> [Text]:
□ □ □ □
Grüne auf dem Weg zur Kenia-Koalition: „Erstmal muss Vertrauen entstehen und Verständnis füreinander“

Sachsens Grünen-Landeschefin Christin Melcher hat bei der Wahl ein Direktmandat errungen. Sie fordert eine andere politische Kultur. Ein Interview.

Die Grünen haben zum ersten Mal in Ostdeutschland bei einer Landtagswahl Direktmandate gewonnen, eines in Brandenburg und drei in Sachsen. Was hat sich zwischen den Grünen und dem Osten getan?
Wir haben schon seit der Bundestagswahl gespürt, dass sich etwas verändert. Im Herbst 2017 ist die AfD stärkste Kraft in Sachsen geworden. Seitdem haben viele Menschen das Gefühl, sie müssten etwas tun. Auch im Wahlkampf haben wir viel Aufbruch gespürt. Unsere Veranstaltungen waren voll, beim Haustürwahlkampf hatte ich oft nette Begegnungen. Viele Leute bescheinigen uns, dass wir die Partei sind, die Zukunftsfragen angeht.

Sie haben Ihren Wahlkreis in Leipzig mit 29 Prozent der Erststimmen geholt und sind damit deutlich vor ihrem CDU-Konkurrenten gelandet, der auf knapp 21 Prozent kam.
Ich bin mir der Verantwortung bewusst, die das mit sich bringt. 30 Jahre lang hat die CDU in Sachsen fast alle Direktmandate gewonnen. Trotzdem waren viele Abgeordnete nicht wirklich im Wahlkreis präsent, sie hatten ihr Büro irgendwo in der 4. Etage und man hat sie nie gesehen. Ich will im Wahlkreis sichtbar sein, neue Beteiligungsformate ausprobieren, auf die Menschen zugehen, zuhören und ihre Anliegen mitnehmen.

Die Grünen haben ihre Direktmandate in Leipzig, Dresden und Potsdam gewonnen. Gibt es eine Spaltung zwischen Stadt und Land?
In den Großstädten erreichen wir in der Regel ein anderes Niveau, das stimmt. Aber wir haben auch in einigen ländlichen Regionen ordentliche Wahlergebnisse erzielt, gerade in Mittelzentren. In Görlitz waren es neun Prozent, in Plauen auch.

Im Wahlkampf hat Ministerpräsident Michael Kretschmer die Grünen noch als „Verbotspartei“ bezeichnet. Nun werden sie voraussichtlich mit CDU und SPD über eine Kenia-Koalition verhandeln. Haben Sie Bauchschmerzen bei dem Gedanken?
□ □ □ □
> [Vorliegende Daten]:
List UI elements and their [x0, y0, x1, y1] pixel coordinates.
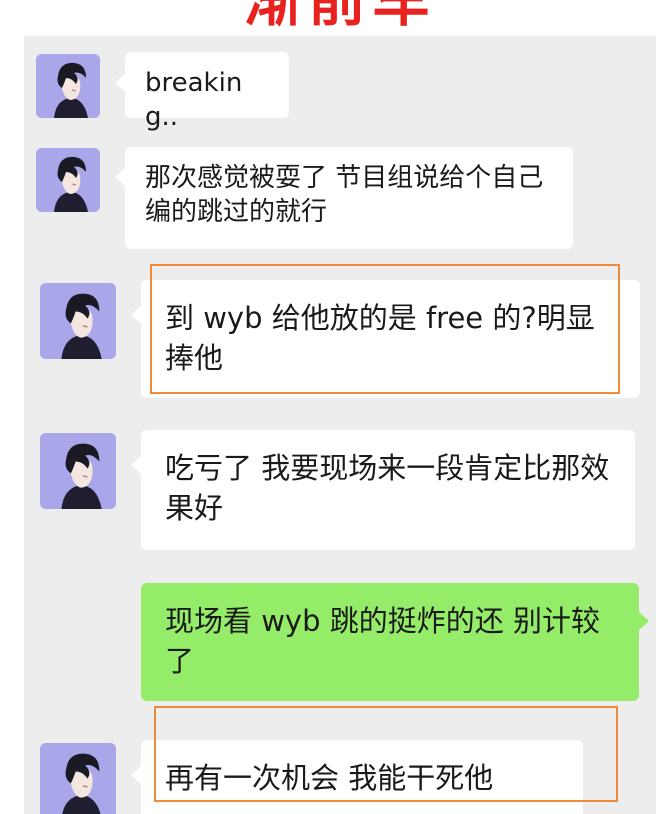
□ □ □ □
Beantworte anhand des Interviews die folgenden Fragen.
1. Wie viele Direktmandate haben die Grünen in Sachsen gewonnen?
2. Mit wie viel Prozent der Erststimmen hat Christin Melcher ihren Wahlkreis in Leipzig geholt?
3. Welches Ergebnis erzielten die Grünen in Görlitz?
Stütze dich ausschließlich auf den Text.

1. Drei.
2. Mit 29 Prozent.
3. Neun Prozent.